◆ PROBLEM TO WORK ON
Below are records; count the lines in them that hold "this" and give only the count.

◆ DATA
────────────────
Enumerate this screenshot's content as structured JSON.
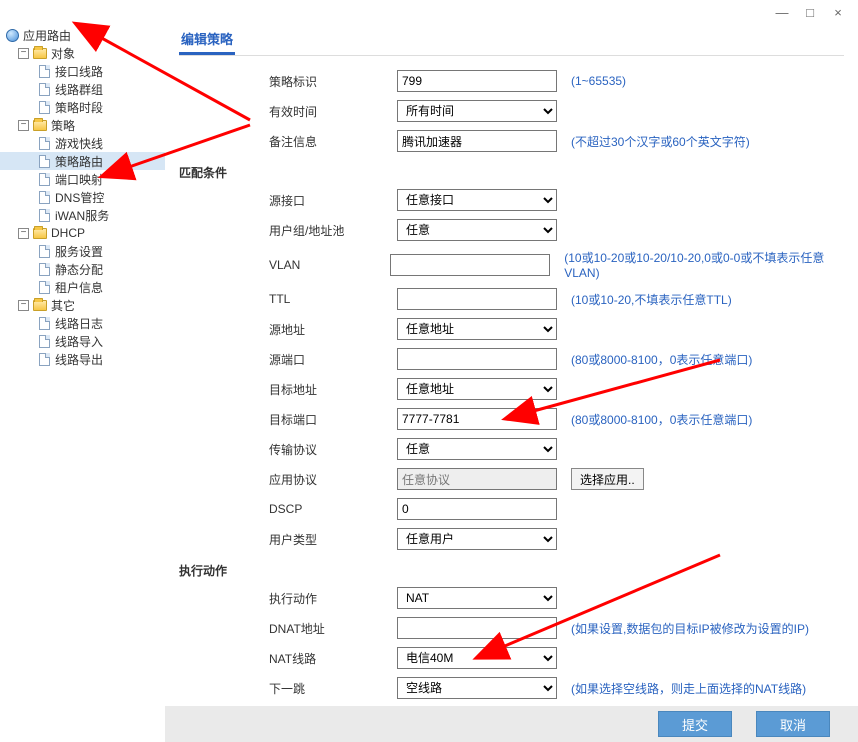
{
  "window": {
    "min": "—",
    "max": "□",
    "close": "×"
  },
  "sidebar": {
    "root": "应用路由",
    "groups": [
      {
        "label": "对象",
        "items": [
          "接口线路",
          "线路群组",
          "策略时段"
        ]
      },
      {
        "label": "策略",
        "items": [
          "游戏快线",
          "策略路由",
          "端口映射",
          "DNS管控",
          "iWAN服务"
        ]
      },
      {
        "label": "DHCP",
        "items": [
          "服务设置",
          "静态分配",
          "租户信息"
        ]
      },
      {
        "label": "其它",
        "items": [
          "线路日志",
          "线路导入",
          "线路导出"
        ]
      }
    ]
  },
  "tab": {
    "label": "编辑策略"
  },
  "labels": {
    "policy_id": "策略标识",
    "valid_time": "有效时间",
    "remark": "备注信息",
    "match": "匹配条件",
    "src_if": "源接口",
    "ug": "用户组/地址池",
    "vlan": "VLAN",
    "ttl": "TTL",
    "src_addr": "源地址",
    "src_port": "源端口",
    "dst_addr": "目标地址",
    "dst_port": "目标端口",
    "proto": "传输协议",
    "app": "应用协议",
    "dscp": "DSCP",
    "user_type": "用户类型",
    "exec": "执行动作",
    "exec_action": "执行动作",
    "dnat": "DNAT地址",
    "nat_line": "NAT线路",
    "next_hop": "下一跳"
  },
  "values": {
    "policy_id": "799",
    "valid_time": "所有时间",
    "remark": "腾讯加速器",
    "src_if": "任意接口",
    "ug": "任意",
    "vlan": "",
    "ttl": "",
    "src_addr": "任意地址",
    "src_port": "",
    "dst_addr": "任意地址",
    "dst_port": "7777-7781",
    "proto": "任意",
    "app": "任意协议",
    "dscp": "0",
    "user_type": "任意用户",
    "exec_action": "NAT",
    "dnat": "",
    "nat_line": "电信40M",
    "next_hop": "空线路"
  },
  "hints": {
    "policy_id": "(1~65535)",
    "remark": "(不超过30个汉字或60个英文字符)",
    "vlan": "(10或10-20或10-20/10-20,0或0-0或不填表示任意VLAN)",
    "ttl": "(10或10-20,不填表示任意TTL)",
    "src_port": "(80或8000-8100，0表示任意端口)",
    "dst_port": "(80或8000-8100，0表示任意端口)",
    "dnat": "(如果设置,数据包的目标IP被修改为设置的IP)",
    "next_hop": "(如果选择空线路，则走上面选择的NAT线路)"
  },
  "buttons": {
    "select_app": "选择应用..",
    "submit": "提交",
    "cancel": "取消"
  }
}
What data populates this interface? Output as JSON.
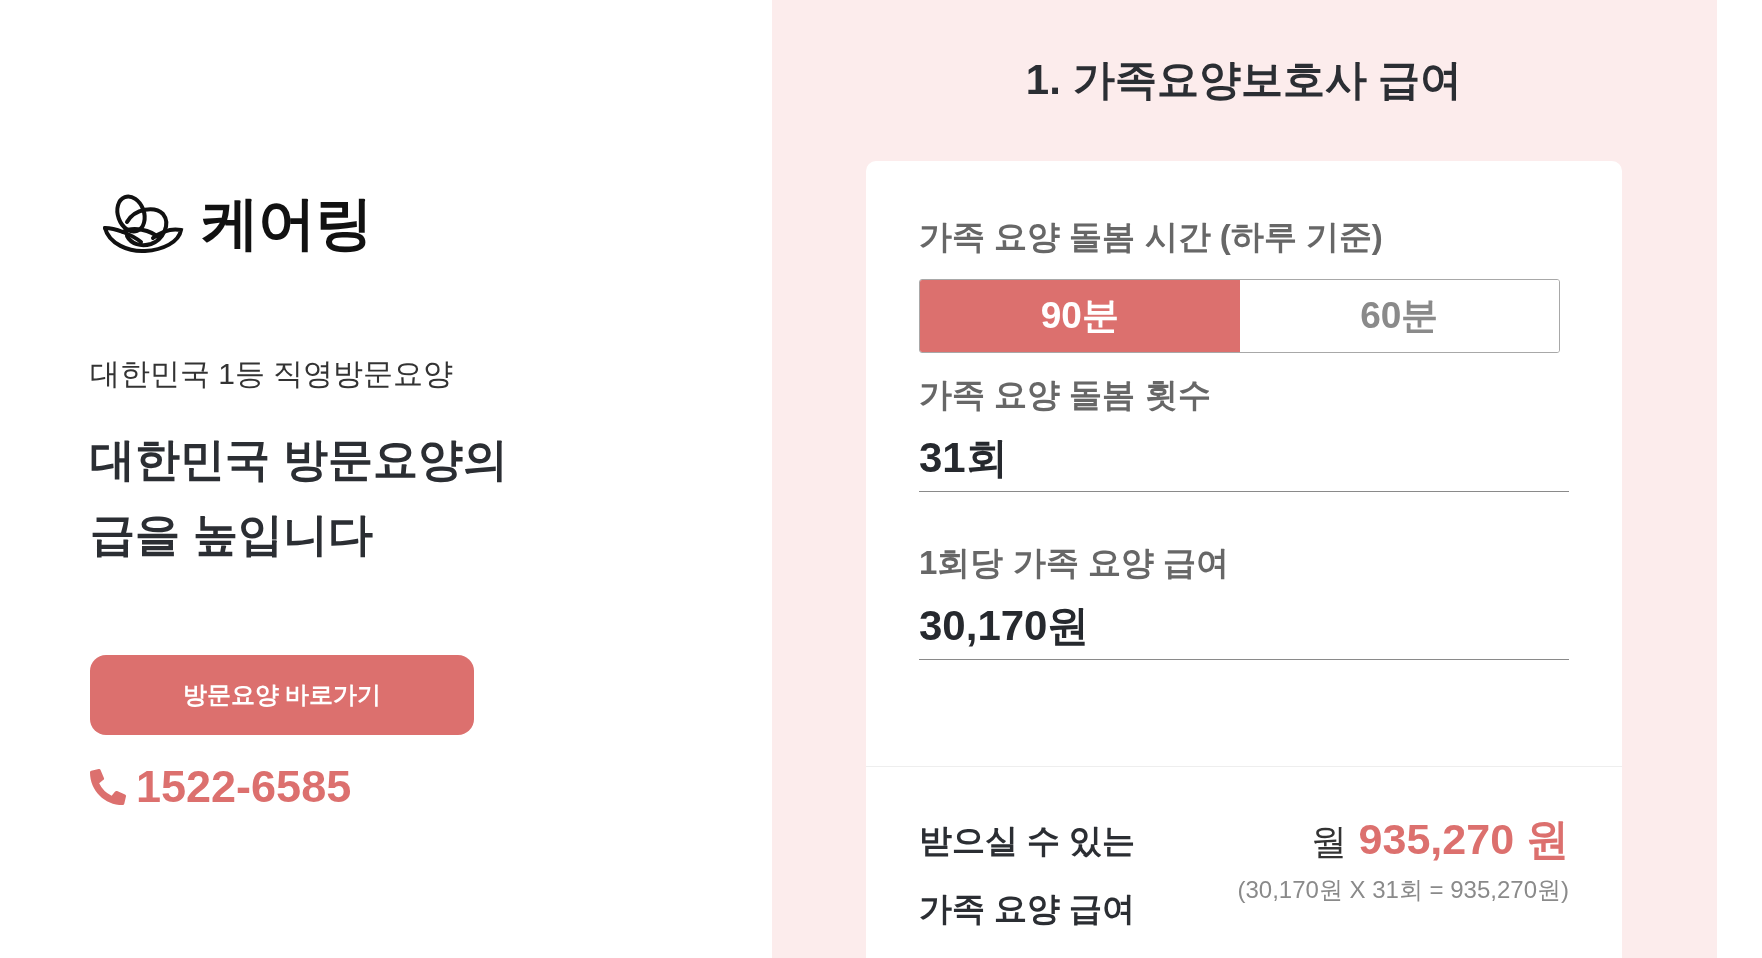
{
  "brand": {
    "name": "케어링"
  },
  "hero": {
    "tagline": "대한민국 1등 직영방문요양",
    "headline": [
      "대한민국 방문요양의",
      "급을 높입니다"
    ],
    "cta": "방문요양 바로가기",
    "phone": "1522-6585"
  },
  "calculator": {
    "title": "1. 가족요양보호사 급여",
    "fields": [
      {
        "kind": "toggle",
        "label": "가족 요양 돌봄 시간 (하루 기준)",
        "options": [
          {
            "label": "90분",
            "selected": true
          },
          {
            "label": "60분",
            "selected": false
          }
        ]
      },
      {
        "kind": "value",
        "label": "가족 요양 돌봄 횟수",
        "value": "31회"
      },
      {
        "kind": "value",
        "label": "1회당 가족 요양 급여",
        "value": "30,170원"
      }
    ],
    "result": {
      "label": [
        "받으실 수 있는",
        "가족 요양 급여"
      ],
      "prefix": "월",
      "amount": "935,270 원",
      "formula": "(30,170원 X 31회 = 935,270원)"
    }
  }
}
────────────────
◆ TASK SOLUTION
2